-------- Records for this exercise --------

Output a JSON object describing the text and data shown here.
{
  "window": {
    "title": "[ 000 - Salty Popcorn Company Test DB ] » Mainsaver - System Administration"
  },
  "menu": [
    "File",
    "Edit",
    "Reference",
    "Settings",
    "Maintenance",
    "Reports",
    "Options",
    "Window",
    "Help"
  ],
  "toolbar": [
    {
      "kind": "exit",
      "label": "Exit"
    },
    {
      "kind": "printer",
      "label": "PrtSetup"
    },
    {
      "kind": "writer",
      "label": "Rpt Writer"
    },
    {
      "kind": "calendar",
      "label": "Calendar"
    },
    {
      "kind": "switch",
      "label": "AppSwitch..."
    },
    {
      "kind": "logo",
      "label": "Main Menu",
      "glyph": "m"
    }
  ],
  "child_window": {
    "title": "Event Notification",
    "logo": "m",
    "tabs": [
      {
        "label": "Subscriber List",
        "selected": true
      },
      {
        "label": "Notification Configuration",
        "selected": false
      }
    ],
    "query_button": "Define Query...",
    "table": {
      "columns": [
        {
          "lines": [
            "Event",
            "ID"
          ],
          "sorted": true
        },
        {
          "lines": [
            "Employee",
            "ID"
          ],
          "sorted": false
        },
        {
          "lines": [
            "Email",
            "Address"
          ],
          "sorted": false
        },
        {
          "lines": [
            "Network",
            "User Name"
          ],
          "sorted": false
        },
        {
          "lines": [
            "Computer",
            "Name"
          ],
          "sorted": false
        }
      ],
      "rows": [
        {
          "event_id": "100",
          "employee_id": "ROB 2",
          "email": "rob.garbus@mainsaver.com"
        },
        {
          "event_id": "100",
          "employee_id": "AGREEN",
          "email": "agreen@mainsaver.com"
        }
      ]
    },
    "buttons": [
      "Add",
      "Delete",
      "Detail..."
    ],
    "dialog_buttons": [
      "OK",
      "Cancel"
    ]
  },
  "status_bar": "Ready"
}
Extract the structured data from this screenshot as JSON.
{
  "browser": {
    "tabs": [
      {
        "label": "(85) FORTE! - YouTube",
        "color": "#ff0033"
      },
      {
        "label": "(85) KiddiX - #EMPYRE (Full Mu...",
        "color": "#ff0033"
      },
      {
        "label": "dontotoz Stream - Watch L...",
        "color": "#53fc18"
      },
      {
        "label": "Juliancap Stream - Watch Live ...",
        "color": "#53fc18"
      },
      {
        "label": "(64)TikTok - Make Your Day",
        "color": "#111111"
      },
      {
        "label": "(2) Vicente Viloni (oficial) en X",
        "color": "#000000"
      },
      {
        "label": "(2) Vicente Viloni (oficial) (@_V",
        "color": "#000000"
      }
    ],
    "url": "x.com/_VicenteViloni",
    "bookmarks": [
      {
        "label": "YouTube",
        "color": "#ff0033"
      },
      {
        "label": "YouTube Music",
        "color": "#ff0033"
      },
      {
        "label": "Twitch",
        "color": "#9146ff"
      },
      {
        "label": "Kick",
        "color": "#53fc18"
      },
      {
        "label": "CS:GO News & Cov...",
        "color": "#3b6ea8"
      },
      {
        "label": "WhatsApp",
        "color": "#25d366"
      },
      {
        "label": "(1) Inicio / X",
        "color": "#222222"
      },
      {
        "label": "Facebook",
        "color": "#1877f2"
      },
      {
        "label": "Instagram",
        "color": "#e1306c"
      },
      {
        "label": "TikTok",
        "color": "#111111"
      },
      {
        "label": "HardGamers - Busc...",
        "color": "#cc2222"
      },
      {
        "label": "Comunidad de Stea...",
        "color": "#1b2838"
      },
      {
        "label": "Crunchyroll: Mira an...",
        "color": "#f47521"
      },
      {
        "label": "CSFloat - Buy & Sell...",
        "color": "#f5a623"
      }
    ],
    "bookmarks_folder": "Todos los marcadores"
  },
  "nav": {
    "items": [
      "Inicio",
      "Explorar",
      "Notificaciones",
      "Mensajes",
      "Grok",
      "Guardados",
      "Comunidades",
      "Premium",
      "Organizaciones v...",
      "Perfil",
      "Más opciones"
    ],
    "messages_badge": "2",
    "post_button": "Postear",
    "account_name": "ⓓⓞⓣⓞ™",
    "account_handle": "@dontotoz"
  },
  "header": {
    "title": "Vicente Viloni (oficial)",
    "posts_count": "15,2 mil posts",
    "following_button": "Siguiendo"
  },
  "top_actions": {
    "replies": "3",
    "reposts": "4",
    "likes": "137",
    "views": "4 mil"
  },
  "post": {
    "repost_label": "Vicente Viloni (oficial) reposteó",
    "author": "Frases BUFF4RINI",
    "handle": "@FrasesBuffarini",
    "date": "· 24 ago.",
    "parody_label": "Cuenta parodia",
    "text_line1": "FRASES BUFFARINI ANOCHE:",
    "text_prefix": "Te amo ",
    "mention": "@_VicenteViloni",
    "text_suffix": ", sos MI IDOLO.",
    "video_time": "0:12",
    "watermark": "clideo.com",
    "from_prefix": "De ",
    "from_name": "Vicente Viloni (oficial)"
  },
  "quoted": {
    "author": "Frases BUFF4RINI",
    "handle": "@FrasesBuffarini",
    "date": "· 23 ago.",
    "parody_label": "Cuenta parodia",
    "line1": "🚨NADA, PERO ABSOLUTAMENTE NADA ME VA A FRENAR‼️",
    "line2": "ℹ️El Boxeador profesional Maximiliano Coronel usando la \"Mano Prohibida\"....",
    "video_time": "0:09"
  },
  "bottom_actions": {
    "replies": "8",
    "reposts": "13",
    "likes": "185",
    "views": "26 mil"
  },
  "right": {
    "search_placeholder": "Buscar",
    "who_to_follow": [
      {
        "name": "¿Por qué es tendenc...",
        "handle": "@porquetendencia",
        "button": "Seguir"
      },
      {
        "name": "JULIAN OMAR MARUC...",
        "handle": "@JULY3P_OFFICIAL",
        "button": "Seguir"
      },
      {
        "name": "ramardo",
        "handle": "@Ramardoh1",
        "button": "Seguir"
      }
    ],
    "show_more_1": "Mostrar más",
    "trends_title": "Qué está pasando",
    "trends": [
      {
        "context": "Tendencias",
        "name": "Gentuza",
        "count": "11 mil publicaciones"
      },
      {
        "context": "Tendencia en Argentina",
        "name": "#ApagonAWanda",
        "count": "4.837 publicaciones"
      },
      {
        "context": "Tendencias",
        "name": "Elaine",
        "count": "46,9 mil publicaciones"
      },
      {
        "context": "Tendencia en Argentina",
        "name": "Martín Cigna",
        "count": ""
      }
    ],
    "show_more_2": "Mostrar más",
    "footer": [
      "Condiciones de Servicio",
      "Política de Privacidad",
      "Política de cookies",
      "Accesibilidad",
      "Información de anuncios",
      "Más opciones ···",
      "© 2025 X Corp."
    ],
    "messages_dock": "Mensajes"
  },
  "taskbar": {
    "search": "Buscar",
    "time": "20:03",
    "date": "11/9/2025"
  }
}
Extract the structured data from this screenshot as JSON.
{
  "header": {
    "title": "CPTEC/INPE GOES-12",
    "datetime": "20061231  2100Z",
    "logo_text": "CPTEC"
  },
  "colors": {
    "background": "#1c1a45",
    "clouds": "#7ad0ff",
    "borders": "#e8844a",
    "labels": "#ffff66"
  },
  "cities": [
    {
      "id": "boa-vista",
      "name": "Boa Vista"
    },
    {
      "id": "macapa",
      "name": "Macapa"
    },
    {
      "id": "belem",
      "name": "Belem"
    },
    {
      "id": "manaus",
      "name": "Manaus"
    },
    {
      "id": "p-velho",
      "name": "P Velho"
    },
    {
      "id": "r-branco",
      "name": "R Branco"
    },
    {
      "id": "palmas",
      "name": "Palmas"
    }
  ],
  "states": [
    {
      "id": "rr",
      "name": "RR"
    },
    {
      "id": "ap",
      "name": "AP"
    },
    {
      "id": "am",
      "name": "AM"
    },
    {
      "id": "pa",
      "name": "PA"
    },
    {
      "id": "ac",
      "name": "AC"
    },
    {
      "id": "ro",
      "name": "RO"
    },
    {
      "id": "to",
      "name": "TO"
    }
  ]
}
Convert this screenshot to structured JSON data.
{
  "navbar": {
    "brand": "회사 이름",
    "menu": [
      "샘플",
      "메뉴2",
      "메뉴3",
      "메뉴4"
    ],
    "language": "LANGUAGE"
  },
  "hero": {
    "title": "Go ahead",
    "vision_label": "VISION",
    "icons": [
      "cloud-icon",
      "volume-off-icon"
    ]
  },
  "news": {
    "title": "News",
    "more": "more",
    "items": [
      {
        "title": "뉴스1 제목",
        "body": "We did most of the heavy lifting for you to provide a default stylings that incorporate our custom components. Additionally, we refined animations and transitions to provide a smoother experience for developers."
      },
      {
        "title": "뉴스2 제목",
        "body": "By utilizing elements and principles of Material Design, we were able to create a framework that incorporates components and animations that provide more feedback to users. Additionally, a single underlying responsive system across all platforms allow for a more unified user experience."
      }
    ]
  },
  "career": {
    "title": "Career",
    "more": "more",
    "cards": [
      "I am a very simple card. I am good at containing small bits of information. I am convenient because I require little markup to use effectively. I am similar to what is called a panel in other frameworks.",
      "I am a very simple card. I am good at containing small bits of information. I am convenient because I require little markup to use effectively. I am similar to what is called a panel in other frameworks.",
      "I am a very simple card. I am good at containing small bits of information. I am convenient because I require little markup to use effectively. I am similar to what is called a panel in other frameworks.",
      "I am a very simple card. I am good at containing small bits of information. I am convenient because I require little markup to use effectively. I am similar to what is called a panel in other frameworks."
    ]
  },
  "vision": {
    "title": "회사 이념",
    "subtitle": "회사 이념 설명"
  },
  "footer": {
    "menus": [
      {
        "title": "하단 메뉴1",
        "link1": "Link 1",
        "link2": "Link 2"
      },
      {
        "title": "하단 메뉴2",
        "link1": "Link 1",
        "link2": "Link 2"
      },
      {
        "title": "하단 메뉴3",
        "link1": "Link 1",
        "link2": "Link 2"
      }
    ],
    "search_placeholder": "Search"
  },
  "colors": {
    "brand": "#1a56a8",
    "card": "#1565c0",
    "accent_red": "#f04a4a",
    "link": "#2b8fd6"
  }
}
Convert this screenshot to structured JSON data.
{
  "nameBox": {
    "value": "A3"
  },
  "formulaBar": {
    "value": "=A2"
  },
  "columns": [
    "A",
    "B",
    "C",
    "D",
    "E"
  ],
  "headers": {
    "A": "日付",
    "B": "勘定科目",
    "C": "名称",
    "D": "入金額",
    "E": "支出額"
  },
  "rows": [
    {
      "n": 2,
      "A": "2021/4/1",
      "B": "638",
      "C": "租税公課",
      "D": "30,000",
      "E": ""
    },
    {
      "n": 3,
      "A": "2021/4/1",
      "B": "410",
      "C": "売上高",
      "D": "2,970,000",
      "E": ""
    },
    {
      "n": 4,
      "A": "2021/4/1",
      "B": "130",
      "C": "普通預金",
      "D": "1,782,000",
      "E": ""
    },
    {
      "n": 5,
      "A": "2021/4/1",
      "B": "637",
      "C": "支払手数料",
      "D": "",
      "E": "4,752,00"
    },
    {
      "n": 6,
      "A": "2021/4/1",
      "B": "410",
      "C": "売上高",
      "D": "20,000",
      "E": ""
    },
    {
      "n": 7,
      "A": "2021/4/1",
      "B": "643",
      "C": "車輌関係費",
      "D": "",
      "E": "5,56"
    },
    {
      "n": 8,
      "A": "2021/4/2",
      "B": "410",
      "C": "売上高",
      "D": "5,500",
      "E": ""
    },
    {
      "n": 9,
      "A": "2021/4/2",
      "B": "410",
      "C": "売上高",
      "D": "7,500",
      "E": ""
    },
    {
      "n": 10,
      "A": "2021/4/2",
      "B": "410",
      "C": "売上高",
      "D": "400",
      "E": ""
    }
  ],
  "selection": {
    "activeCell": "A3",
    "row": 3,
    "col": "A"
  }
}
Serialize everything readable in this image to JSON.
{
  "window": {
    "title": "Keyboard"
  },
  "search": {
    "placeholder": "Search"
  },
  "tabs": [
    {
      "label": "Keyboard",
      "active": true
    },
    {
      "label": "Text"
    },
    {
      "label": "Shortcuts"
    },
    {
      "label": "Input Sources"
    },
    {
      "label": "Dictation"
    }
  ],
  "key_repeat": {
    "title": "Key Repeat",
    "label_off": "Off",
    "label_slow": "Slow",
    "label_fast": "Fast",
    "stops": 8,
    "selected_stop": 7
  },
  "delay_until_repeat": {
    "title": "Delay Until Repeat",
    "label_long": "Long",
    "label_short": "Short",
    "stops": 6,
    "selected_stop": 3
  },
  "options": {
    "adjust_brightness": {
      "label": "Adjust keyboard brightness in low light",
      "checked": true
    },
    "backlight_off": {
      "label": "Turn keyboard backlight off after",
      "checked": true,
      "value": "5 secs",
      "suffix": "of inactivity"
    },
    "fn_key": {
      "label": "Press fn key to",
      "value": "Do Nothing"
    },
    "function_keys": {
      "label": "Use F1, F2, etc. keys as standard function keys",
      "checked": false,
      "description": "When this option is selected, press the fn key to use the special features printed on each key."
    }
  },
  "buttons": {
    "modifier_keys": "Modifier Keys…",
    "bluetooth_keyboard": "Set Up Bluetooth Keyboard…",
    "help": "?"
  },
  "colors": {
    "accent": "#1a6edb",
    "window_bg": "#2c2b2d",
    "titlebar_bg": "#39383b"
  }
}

--------

Find the lines above that include the string "body" and copy them.

        "body": "We did most of the heavy lifting for you to provide a default stylings that incorporate our custom components. Additionally, we refined animations and transitions to provide a smoother experience for developers."
        "body": "By utilizing elements and principles of Material Design, we were able to create a framework that incorporates components and animations that provide more feedback to users. Additionally, a single underlying responsive system across all platforms allow for a more unified user experience."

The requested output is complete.